### DOCUMENTO DI ORIGINE
La base della codificazione delle regole alimentari stabilite dalla Torah si trova nel concetto di kasherut, che significa “adeguatezza” e che indica la possibilità o meno di un cibo ad essere consumato da un ebreo osservante.

Pesach e chametz

Un lungo capitolo quindi meriterebbero le regole alle limitazioni per i cibi della Pasqua e per il pane azzimo che gode di una particolare attenzione in quanto, per tutta la durata della festa, è divieto assoluto assumere cibo lievitato.
La casa deve essere accuratamente pulita per togliere ogni sia pur minima traccia di cibi lievitati: tutta la famiglia verrà coinvolta nella ricerca di ogni singola briciola, che dovrà poi essere bruciata. Da qui alle pulizie di primavera il passo è davvero breve. Ma non si tratta solo di eccesso di virtù domestica: il lievito (chametz) è simbolicamente il “lievito negativo” ovvero la rabbia, l’orgoglio o il narcisismo che ognuno ha in sè.
In ogni casa poi non dovrebbero mancare dei servizi di stoviglie da usarsi solo per la Pasqua e, in mancanza, sarà necessario immergere i recipienti di metallo in un contenitore colmo d’acqua bollente resa tale grazie all’immersione di un ferro rovente. Così da essere davvero certi di aver eliminato ogni briciola di pane lievitato.

Una curiosa particolarità: solo gli ebrei italiani e gli ebrei yemeniti hanno l’abitudine di usare in casa, durante la Pesach, farina di grano. Sarà comunque una farina kasherizzata che verrà usata secondo tutte le regole prescritte. Gli impasti, preparati solo con farina ed uova (senza acqua, quindi, in quanto è fondamentale per la lievitazione), verranno cotti immediatamente affinché non si inneschi il seppur minimo processo di fermentazione. 

Una ricetta che una volta giunta nel Ghetto di Venezia si è arricchita di uvetta e pinoli è il Pasticcio di azzime, un piatto dagli ingredienti semplici che diventa una proposta armoniosa e soprattutto completa da un punto di vista nutrizionale: qui trovate la ricetta e qualche curiosità della cucina ebraica veneziana.

### SEZIONE DATI
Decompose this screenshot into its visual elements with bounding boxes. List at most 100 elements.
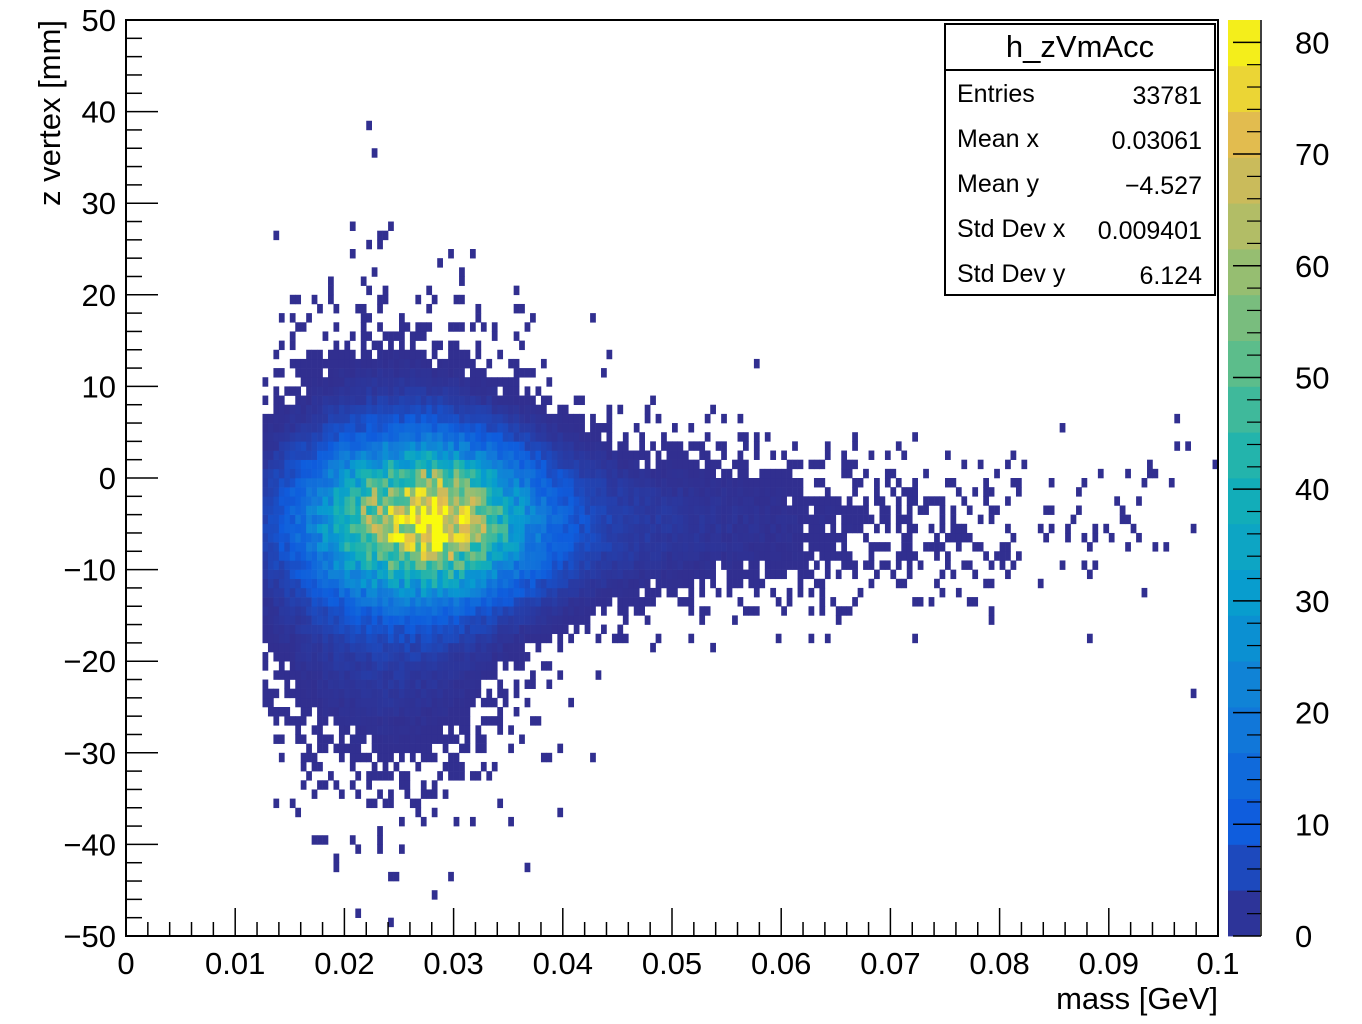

### COSA FARAI
**a.** Per ciascuna affermazione indica se concorda con il testo sulla kasherut. Rispondi sì o no e cita le parole del testo che lo stabiliscono.
(i) Durante la Pesach solo gli ebrei italiani usano in casa farina di grano.
(ii) Le briciole trovate durante la pulizia della casa devono poi essere bruciate.
(iii) Gli impasti pasquali si preparano con farina, uova e acqua.
**b.** Prosegui il testo sulla kasherut, riprendendo dopo la sua ultima frase.

### RISPOSTE SCRITTE
**a.**
(i) No: "solo gli ebrei italiani e gli ebrei yemeniti hanno l’abitudine di usare in casa, durante la Pesach, farina di grano."
(ii) Sì: "tutta la famiglia verrà coinvolta nella ricerca di ogni singola briciola, che dovrà poi essere bruciata."
(iii) No: "Gli impasti, preparati solo con farina ed uova (senza acqua, quindi, in quanto è fondamentale per la lievitazione)"

**b.**
Il lavash armeno

Infine un pane azzimo che amo molto: il lavash, una sorta di sfoglia morbida, composta da farina, acqua, olio e sale. Viene cotto nel tonir, un forno cilindrico, scavato nel pavimento delle abitazioni o delle panetterie e vede una meravigliosa complicità femminile nella preparazione: una donna stende la sfoglia sottile con un matterello, una seconda l’appoggia sopra il cuscino con il quale l’applicherà sui lati del forno ed una terza la raccoglierà con un ferro e lo impilerà ordinatamente. Si conserva così per mesi. Al momento del servizio verrà spruzzato d’acqua e farcito con formaggio di capra e con le erbe fresche che non mancano mai nei pranzi armeni: menta, prezzemolo e coriandolo. Viene consumato anche in Iran, in Turchia, in Georgia e in Azerbaigian ed è diffuso in tutto il Medio Oriente. Nel 2014 l’UNESCO l’ha inserito nella lista dei beni patrimonio dell’Umanità proprio per la sua caratteristica preparazione.

Verrebbe da dire quindi che non di solo pane vive l’uomo ma di tutta quella cultura gastronomica che i più semplificano nelle “radici” e che gli storici invece sostengono essere “identità culturale”.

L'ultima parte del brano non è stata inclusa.